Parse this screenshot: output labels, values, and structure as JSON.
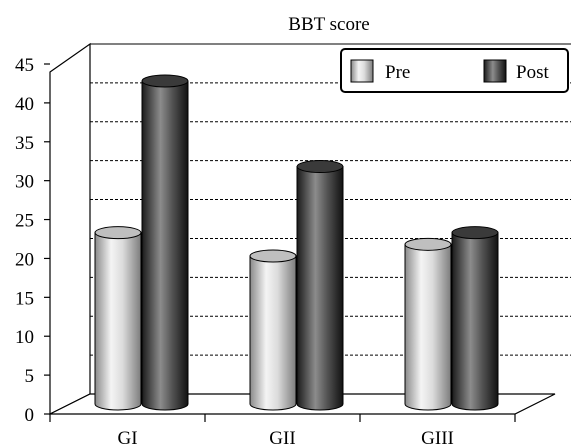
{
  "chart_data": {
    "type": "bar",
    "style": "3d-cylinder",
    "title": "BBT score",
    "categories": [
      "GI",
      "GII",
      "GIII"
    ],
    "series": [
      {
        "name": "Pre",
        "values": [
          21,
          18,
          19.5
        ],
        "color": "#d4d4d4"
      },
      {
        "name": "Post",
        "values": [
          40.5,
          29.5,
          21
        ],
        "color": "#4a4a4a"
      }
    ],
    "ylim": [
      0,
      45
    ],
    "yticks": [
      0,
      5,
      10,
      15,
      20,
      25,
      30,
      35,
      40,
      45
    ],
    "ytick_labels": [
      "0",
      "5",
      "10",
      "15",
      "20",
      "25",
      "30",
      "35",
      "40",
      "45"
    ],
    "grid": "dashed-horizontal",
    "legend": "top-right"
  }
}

============================================================

Transcribe the material as is, with images omitted.

_RESPONSE_.
Parse this screenshot: output labels, values, and structure as JSON.
{
  "chart_data": {
    "type": "bar",
    "style": "3d-cylinder",
    "title": "BBT score",
    "categories": [
      "GI",
      "GII",
      "GIII"
    ],
    "series": [
      {
        "name": "Pre",
        "values": [
          21,
          18,
          19.5
        ],
        "color": "#d4d4d4"
      },
      {
        "name": "Post",
        "values": [
          40.5,
          29.5,
          21
        ],
        "color": "#4a4a4a"
      }
    ],
    "ylim": [
      0,
      45
    ],
    "yticks": [
      0,
      5,
      10,
      15,
      20,
      25,
      30,
      35,
      40,
      45
    ],
    "ytick_labels": [
      "0",
      "5",
      "10",
      "15",
      "20",
      "25",
      "30",
      "35",
      "40",
      "45"
    ],
    "grid": "dashed-horizontal",
    "legend": "top-right"
  }
}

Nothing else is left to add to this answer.